:: Input for this task ::
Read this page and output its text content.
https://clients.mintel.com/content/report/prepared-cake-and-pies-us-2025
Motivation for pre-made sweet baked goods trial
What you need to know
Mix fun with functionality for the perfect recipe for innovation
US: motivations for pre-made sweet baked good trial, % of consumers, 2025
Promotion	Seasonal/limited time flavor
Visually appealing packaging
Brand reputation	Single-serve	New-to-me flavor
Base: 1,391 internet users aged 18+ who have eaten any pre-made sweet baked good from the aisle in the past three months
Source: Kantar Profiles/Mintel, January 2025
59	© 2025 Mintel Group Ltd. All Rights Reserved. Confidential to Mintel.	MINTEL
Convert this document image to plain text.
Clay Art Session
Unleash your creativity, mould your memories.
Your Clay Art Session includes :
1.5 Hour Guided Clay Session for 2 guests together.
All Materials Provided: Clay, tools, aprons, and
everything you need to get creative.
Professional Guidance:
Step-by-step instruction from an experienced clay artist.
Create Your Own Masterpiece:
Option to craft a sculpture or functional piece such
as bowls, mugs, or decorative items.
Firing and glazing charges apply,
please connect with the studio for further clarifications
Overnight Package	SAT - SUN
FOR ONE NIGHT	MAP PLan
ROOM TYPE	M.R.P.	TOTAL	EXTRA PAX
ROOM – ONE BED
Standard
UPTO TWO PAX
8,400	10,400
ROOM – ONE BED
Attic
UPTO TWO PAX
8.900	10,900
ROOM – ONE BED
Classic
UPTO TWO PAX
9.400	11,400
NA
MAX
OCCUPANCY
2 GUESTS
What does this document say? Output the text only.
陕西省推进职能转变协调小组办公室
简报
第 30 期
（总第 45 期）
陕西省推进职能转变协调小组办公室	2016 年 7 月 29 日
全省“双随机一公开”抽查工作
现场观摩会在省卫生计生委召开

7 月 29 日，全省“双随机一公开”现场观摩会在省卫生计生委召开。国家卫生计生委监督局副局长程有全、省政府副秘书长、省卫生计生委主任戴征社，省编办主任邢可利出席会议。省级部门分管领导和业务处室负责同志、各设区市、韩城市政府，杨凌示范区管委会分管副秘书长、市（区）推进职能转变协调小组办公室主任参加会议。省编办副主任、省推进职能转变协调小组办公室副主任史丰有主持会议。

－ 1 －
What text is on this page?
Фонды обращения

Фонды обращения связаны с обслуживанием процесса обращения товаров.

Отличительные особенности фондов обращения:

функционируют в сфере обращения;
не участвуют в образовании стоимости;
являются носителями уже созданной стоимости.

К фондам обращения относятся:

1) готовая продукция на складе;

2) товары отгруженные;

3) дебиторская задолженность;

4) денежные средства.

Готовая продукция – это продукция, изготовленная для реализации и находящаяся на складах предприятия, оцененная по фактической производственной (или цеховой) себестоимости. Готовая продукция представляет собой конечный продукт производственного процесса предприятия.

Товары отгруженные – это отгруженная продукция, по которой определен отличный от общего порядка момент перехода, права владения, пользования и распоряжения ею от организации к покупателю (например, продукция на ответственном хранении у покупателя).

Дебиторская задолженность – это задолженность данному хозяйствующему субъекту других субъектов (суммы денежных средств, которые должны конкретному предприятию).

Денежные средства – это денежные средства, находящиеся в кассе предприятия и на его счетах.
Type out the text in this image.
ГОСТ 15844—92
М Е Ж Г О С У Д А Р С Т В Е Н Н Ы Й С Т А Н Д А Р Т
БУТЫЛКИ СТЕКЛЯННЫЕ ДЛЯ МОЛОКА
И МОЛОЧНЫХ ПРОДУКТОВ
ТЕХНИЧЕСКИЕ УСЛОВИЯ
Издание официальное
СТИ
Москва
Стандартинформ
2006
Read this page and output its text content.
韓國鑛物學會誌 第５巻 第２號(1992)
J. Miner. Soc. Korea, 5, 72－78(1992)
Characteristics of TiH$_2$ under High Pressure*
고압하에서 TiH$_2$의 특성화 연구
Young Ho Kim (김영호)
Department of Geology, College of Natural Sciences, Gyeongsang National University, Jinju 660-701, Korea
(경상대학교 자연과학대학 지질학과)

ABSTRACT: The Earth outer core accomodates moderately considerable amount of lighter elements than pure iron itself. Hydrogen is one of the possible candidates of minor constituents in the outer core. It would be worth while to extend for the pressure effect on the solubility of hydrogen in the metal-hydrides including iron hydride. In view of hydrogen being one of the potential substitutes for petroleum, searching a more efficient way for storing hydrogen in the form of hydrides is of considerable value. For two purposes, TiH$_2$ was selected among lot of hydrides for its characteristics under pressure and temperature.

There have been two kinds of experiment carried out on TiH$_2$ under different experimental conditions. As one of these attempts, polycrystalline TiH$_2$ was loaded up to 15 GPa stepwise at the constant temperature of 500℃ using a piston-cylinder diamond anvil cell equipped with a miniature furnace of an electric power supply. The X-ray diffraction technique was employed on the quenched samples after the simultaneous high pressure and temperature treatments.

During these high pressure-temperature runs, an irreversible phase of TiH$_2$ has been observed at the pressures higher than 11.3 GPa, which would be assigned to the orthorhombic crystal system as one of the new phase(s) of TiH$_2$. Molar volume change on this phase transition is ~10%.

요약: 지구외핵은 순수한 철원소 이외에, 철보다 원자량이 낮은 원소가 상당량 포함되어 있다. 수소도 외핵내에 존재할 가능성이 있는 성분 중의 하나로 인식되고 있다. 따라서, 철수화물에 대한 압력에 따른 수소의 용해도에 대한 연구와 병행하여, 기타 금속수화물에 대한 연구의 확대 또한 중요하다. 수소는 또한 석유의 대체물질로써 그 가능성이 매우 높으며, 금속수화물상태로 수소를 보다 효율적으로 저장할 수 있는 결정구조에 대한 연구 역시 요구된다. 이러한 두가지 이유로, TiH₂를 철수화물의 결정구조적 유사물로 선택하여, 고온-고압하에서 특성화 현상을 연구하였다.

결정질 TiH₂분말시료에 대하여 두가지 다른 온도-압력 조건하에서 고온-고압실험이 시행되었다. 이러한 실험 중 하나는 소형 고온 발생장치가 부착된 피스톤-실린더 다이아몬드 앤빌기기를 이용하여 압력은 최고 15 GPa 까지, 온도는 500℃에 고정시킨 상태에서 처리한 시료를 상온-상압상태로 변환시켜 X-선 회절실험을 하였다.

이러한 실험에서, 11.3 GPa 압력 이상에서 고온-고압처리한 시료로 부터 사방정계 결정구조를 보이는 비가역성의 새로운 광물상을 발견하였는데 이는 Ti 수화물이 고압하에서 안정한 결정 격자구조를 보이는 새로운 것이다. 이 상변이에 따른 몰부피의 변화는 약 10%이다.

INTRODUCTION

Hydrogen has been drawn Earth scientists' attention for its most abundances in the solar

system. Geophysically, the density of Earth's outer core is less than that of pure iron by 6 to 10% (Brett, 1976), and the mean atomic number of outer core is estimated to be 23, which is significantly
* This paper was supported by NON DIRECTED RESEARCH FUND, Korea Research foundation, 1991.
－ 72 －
:::
> _What is expected_: Every line of the material must be returned exactly as it appears.

> _Output below_:
Read this page and output its text content.
https://clients.mintel.com/content/report/prepared-cake-and-pies-us-2025
Motivation for pre-made sweet baked goods trial
What you need to know
Mix fun with functionality for the perfect recipe for innovation
US: motivations for pre-made sweet baked good trial, % of consumers, 2025
Promotion	Seasonal/limited time flavor
Visually appealing packaging
Brand reputation	Single-serve	New-to-me flavor
Base: 1,391 internet users aged 18+ who have eaten any pre-made sweet baked good from the aisle in the past three months
Source: Kantar Profiles/Mintel, January 2025
59	© 2025 Mintel Group Ltd. All Rights Reserved. Confidential to Mintel.	MINTEL
Convert this document image to plain text.
Clay Art Session
Unleash your creativity, mould your memories.
Your Clay Art Session includes :
1.5 Hour Guided Clay Session for 2 guests together.
All Materials Provided: Clay, tools, aprons, and
everything you need to get creative.
Professional Guidance:
Step-by-step instruction from an experienced clay artist.
Create Your Own Masterpiece:
Option to craft a sculpture or functional piece such
as bowls, mugs, or decorative items.
Firing and glazing charges apply,
please connect with the studio for further clarifications
Overnight Package	SAT - SUN
FOR ONE NIGHT	MAP PLan
ROOM TYPE	M.R.P.	TOTAL	EXTRA PAX
ROOM – ONE BED
Standard
UPTO TWO PAX
8,400	10,400
ROOM – ONE BED
Attic
UPTO TWO PAX
8.900	10,900
ROOM – ONE BED
Classic
UPTO TWO PAX
9.400	11,400
NA
MAX
OCCUPANCY
2 GUESTS
What does this document say? Output the text only.
陕西省推进职能转变协调小组办公室
简报
第 30 期
（总第 45 期）
陕西省推进职能转变协调小组办公室	2016 年 7 月 29 日
全省“双随机一公开”抽查工作
现场观摩会在省卫生计生委召开

7 月 29 日，全省“双随机一公开”现场观摩会在省卫生计生委召开。国家卫生计生委监督局副局长程有全、省政府副秘书长、省卫生计生委主任戴征社，省编办主任邢可利出席会议。省级部门分管领导和业务处室负责同志、各设区市、韩城市政府，杨凌示范区管委会分管副秘书长、市（区）推进职能转变协调小组办公室主任参加会议。省编办副主任、省推进职能转变协调小组办公室副主任史丰有主持会议。

－ 1 －
What text is on this page?
Фонды обращения

Фонды обращения связаны с обслуживанием процесса обращения товаров.

Отличительные особенности фондов обращения:

функционируют в сфере обращения;
не участвуют в образовании стоимости;
являются носителями уже созданной стоимости.

К фондам обращения относятся:

1) готовая продукция на складе;

2) товары отгруженные;

3) дебиторская задолженность;

4) денежные средства.

Готовая продукция – это продукция, изготовленная для реализации и находящаяся на складах предприятия, оцененная по фактической производственной (или цеховой) себестоимости. Готовая продукция представляет собой конечный продукт производственного процесса предприятия.

Товары отгруженные – это отгруженная продукция, по которой определен отличный от общего порядка момент перехода, права владения, пользования и распоряжения ею от организации к покупателю (например, продукция на ответственном хранении у покупателя).

Дебиторская задолженность – это задолженность данному хозяйствующему субъекту других субъектов (суммы денежных средств, которые должны конкретному предприятию).

Денежные средства – это денежные средства, находящиеся в кассе предприятия и на его счетах.
Type out the text in this image.
ГОСТ 15844—92
М Е Ж Г О С У Д А Р С Т В Е Н Н Ы Й С Т А Н Д А Р Т
БУТЫЛКИ СТЕКЛЯННЫЕ ДЛЯ МОЛОКА
И МОЛОЧНЫХ ПРОДУКТОВ
ТЕХНИЧЕСКИЕ УСЛОВИЯ
Издание официальное
СТИ
Москва
Стандартинформ
2006
Read this page and output its text content.
韓國鑛物學會誌 第５巻 第２號(1992)
J. Miner. Soc. Korea, 5, 72－78(1992)
Characteristics of TiH$_2$ under High Pressure*
고압하에서 TiH$_2$의 특성화 연구
Young Ho Kim (김영호)
Department of Geology, College of Natural Sciences, Gyeongsang National University, Jinju 660-701, Korea
(경상대학교 자연과학대학 지질학과)

ABSTRACT: The Earth outer core accomodates moderately considerable amount of lighter elements than pure iron itself. Hydrogen is one of the possible candidates of minor constituents in the outer core. It would be worth while to extend for the pressure effect on the solubility of hydrogen in the metal-hydrides including iron hydride. In view of hydrogen being one of the potential substitutes for petroleum, searching a more efficient way for storing hydrogen in the form of hydrides is of considerable value. For two purposes, TiH$_2$ was selected among lot of hydrides for its characteristics under pressure and temperature.

There have been two kinds of experiment carried out on TiH$_2$ under different experimental conditions. As one of these attempts, polycrystalline TiH$_2$ was loaded up to 15 GPa stepwise at the constant temperature of 500℃ using a piston-cylinder diamond anvil cell equipped with a miniature furnace of an electric power supply. The X-ray diffraction technique was employed on the quenched samples after the simultaneous high pressure and temperature treatments.

During these high pressure-temperature runs, an irreversible phase of TiH$_2$ has been observed at the pressures higher than 11.3 GPa, which would be assigned to the orthorhombic crystal system as one of the new phase(s) of TiH$_2$. Molar volume change on this phase transition is ~10%.

요약: 지구외핵은 순수한 철원소 이외에, 철보다 원자량이 낮은 원소가 상당량 포함되어 있다. 수소도 외핵내에 존재할 가능성이 있는 성분 중의 하나로 인식되고 있다. 따라서, 철수화물에 대한 압력에 따른 수소의 용해도에 대한 연구와 병행하여, 기타 금속수화물에 대한 연구의 확대 또한 중요하다. 수소는 또한 석유의 대체물질로써 그 가능성이 매우 높으며, 금속수화물상태로 수소를 보다 효율적으로 저장할 수 있는 결정구조에 대한 연구 역시 요구된다. 이러한 두가지 이유로, TiH₂를 철수화물의 결정구조적 유사물로 선택하여, 고온-고압하에서 특성화 현상을 연구하였다.

결정질 TiH₂분말시료에 대하여 두가지 다른 온도-압력 조건하에서 고온-고압실험이 시행되었다. 이러한 실험 중 하나는 소형 고온 발생장치가 부착된 피스톤-실린더 다이아몬드 앤빌기기를 이용하여 압력은 최고 15 GPa 까지, 온도는 500℃에 고정시킨 상태에서 처리한 시료를 상온-상압상태로 변환시켜 X-선 회절실험을 하였다.

이러한 실험에서, 11.3 GPa 압력 이상에서 고온-고압처리한 시료로 부터 사방정계 결정구조를 보이는 비가역성의 새로운 광물상을 발견하였는데 이는 Ti 수화물이 고압하에서 안정한 결정 격자구조를 보이는 새로운 것이다. 이 상변이에 따른 몰부피의 변화는 약 10%이다.

INTRODUCTION

Hydrogen has been drawn Earth scientists' attention for its most abundances in the solar

system. Geophysically, the density of Earth's outer core is less than that of pure iron by 6 to 10% (Brett, 1976), and the mean atomic number of outer core is estimated to be 23, which is significantly
* This paper was supported by NON DIRECTED RESEARCH FUND, Korea Research foundation, 1991.
－ 72 －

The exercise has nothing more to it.